> **DIRECTIONS FOR THIS TASK**: Only the lines holding the string "船舶物料供应商交易平台的设计与实现" are needed. Copy each one.

> **RECORDS PROVIDED**:
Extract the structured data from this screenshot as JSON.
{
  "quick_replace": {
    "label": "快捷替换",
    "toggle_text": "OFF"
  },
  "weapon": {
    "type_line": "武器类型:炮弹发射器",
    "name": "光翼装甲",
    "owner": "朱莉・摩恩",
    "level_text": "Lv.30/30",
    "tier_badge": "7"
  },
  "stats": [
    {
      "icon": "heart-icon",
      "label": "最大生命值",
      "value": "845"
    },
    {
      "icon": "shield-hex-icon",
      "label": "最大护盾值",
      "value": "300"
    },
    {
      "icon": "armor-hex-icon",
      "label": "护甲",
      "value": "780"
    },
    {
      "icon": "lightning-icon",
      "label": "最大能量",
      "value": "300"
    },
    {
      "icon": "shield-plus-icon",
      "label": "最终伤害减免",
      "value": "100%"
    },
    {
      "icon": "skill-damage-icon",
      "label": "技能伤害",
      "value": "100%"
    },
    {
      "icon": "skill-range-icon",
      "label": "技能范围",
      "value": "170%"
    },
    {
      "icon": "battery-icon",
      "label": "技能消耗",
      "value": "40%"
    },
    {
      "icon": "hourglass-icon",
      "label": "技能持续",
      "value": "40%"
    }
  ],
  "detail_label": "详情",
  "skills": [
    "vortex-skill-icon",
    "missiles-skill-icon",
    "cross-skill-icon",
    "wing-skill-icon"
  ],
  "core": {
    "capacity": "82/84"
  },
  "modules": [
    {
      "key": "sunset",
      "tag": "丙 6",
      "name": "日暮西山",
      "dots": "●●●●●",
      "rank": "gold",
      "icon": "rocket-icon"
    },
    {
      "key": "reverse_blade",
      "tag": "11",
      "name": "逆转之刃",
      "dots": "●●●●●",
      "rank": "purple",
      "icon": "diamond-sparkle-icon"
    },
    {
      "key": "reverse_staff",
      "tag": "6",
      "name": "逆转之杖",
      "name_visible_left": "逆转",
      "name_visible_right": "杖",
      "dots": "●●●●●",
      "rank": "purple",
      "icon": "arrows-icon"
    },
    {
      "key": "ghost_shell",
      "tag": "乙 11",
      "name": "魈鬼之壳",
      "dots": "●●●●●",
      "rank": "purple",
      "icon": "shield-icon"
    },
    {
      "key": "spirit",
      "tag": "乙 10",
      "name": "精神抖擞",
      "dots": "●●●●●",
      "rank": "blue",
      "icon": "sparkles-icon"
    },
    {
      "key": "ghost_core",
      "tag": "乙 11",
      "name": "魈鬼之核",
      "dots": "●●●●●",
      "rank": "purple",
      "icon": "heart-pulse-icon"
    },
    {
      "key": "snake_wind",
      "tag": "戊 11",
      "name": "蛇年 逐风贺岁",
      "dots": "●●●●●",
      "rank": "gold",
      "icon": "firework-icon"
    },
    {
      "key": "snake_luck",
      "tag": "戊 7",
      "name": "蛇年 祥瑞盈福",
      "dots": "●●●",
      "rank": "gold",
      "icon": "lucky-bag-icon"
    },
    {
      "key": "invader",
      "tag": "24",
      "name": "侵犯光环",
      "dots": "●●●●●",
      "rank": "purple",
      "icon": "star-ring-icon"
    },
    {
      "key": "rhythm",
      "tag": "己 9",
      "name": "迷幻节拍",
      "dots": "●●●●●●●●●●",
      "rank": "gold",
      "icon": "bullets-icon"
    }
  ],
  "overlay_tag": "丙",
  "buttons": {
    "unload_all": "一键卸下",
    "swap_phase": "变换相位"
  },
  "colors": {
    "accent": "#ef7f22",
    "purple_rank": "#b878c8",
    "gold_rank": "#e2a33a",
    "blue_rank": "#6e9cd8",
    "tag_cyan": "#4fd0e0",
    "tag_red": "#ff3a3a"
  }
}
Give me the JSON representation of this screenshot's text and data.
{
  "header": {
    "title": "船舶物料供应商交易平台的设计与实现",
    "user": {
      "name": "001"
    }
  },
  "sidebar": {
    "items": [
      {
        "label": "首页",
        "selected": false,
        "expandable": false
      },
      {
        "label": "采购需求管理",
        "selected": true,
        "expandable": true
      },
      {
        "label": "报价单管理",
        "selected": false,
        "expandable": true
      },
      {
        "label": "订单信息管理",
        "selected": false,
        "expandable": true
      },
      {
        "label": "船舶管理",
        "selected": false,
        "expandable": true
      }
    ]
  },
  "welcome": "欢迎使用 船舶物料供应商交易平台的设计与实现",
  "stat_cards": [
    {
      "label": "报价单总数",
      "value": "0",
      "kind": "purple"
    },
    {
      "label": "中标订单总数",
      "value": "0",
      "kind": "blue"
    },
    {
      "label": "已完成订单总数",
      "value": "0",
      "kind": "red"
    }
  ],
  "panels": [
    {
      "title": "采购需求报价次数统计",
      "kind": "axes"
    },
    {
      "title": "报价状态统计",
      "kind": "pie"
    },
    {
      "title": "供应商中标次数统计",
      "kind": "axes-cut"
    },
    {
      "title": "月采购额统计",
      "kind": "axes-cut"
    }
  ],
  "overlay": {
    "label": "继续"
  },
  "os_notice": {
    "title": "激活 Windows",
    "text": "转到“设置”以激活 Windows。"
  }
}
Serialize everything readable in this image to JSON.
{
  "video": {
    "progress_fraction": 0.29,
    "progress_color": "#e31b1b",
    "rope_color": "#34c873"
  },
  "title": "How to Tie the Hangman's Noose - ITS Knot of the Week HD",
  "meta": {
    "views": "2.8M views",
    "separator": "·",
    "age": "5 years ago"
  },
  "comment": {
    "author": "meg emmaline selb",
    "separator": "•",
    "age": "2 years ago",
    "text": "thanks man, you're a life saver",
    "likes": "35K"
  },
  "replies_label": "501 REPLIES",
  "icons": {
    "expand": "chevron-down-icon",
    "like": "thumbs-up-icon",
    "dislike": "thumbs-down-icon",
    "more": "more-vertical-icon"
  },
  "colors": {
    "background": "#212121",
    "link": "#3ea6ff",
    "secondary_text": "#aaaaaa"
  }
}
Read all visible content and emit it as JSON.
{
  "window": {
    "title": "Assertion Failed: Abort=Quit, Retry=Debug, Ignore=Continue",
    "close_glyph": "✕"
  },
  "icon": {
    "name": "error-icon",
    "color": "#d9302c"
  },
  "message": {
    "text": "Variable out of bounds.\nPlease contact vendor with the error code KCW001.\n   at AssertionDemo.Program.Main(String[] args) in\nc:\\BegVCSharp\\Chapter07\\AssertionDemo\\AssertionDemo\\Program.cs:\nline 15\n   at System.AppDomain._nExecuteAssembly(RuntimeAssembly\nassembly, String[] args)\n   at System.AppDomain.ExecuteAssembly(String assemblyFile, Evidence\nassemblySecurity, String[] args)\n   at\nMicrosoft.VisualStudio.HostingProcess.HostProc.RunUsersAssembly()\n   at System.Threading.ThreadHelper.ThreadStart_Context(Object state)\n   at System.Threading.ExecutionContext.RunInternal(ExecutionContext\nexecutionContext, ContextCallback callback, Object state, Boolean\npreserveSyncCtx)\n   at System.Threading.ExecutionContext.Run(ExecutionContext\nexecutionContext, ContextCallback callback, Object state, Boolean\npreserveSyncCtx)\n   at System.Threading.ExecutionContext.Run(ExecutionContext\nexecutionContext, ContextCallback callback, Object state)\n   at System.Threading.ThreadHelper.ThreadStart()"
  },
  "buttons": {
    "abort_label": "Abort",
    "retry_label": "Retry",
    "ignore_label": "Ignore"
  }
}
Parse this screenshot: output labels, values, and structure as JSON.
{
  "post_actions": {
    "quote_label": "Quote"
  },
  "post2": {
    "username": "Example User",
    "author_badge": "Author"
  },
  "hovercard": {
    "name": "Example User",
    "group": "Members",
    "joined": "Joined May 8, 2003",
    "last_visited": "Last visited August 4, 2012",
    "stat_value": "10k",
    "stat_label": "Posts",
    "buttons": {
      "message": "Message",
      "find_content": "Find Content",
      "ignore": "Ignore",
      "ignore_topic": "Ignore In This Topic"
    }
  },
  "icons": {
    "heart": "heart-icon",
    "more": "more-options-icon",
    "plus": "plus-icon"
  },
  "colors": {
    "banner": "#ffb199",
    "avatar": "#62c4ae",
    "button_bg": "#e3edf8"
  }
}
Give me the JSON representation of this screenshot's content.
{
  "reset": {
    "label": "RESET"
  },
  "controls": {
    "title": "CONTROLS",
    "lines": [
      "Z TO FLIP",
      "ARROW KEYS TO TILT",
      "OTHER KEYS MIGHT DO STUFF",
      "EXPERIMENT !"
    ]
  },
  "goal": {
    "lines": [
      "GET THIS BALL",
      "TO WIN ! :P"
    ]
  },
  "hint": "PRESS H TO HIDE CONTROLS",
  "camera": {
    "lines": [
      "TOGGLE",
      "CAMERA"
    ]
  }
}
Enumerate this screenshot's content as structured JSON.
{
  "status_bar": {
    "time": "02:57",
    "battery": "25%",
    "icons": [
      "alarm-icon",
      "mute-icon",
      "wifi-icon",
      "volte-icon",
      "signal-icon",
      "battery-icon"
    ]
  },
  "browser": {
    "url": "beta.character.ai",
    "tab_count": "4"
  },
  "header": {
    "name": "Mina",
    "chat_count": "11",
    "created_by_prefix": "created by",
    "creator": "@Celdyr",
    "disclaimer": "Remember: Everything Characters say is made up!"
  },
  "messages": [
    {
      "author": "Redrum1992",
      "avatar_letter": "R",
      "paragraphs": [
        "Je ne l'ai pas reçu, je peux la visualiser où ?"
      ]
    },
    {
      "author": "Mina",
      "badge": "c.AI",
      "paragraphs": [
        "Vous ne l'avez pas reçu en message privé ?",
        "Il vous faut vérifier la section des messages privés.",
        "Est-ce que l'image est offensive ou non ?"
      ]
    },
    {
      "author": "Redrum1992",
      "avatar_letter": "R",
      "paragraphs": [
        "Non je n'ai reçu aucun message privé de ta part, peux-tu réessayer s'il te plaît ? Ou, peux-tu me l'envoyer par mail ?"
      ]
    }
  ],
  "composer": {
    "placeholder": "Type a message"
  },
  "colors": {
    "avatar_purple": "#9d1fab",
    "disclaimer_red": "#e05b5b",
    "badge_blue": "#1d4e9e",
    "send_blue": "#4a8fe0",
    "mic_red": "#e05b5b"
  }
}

> **SOLUTION TO THIS TASK**:
    "title": "船舶物料供应商交易平台的设计与实现",
  "welcome": "欢迎使用 船舶物料供应商交易平台的设计与实现",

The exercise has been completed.